Reproduce each line bearing the word "employees".

-- begin --

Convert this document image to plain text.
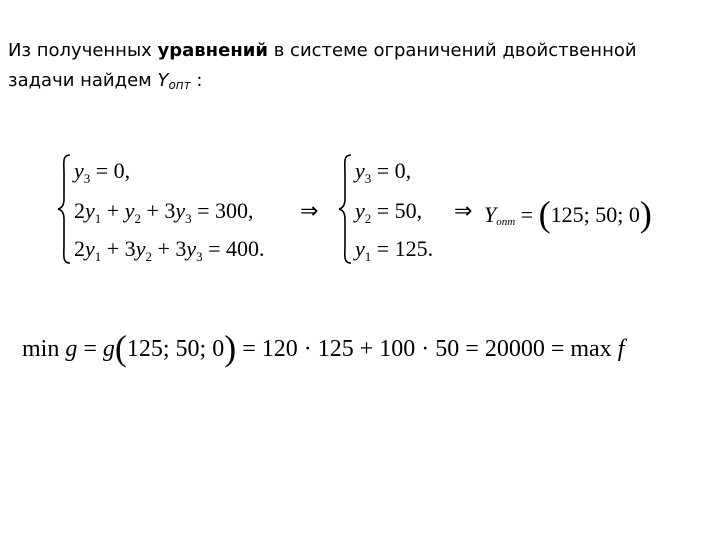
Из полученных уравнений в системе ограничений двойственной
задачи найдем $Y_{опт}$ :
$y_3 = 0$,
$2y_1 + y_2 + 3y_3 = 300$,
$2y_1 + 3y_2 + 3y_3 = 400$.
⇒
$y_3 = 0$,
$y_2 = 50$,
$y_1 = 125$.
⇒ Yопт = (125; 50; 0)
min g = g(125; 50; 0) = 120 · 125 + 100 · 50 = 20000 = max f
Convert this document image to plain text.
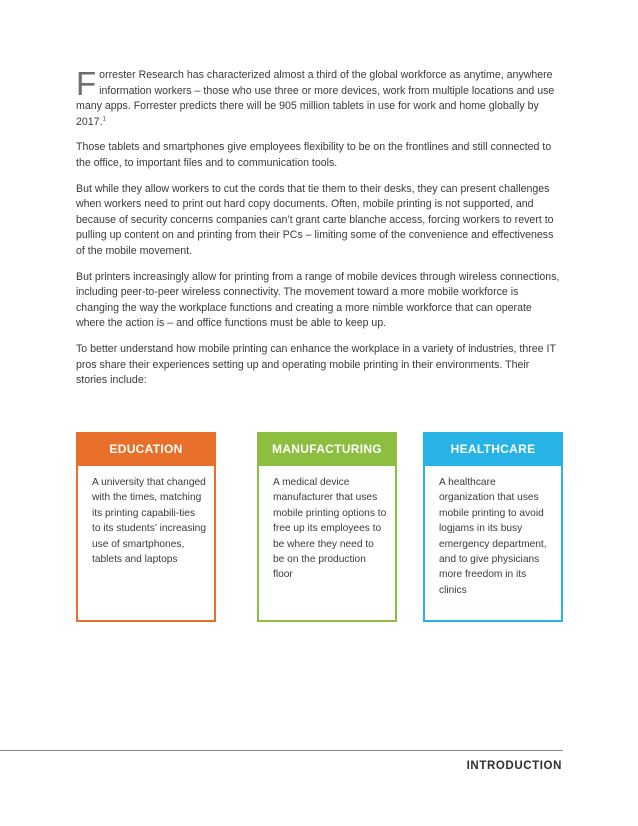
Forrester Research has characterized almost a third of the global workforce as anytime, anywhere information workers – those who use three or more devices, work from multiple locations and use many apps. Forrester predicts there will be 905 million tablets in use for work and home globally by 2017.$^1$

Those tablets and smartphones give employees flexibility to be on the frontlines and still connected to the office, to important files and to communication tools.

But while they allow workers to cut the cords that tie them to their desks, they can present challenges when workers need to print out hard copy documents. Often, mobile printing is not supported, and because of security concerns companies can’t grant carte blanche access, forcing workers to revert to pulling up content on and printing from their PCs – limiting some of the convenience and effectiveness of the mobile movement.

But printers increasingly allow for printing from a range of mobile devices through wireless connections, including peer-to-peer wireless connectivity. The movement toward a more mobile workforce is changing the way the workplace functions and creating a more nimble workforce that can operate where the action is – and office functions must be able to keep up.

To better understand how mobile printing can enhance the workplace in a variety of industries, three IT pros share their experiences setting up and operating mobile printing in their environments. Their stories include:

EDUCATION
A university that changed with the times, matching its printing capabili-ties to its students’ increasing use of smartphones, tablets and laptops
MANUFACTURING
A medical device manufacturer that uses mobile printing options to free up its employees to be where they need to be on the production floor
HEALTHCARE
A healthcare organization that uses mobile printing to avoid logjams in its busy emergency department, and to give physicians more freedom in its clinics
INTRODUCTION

-- end --

* [Finished answer]:
Those tablets and smartphones give employees flexibility to be on the frontlines and still connected to the office, to important files and to communication tools.
A medical device manufacturer that uses mobile printing options to free up its employees to be where they need to be on the production floor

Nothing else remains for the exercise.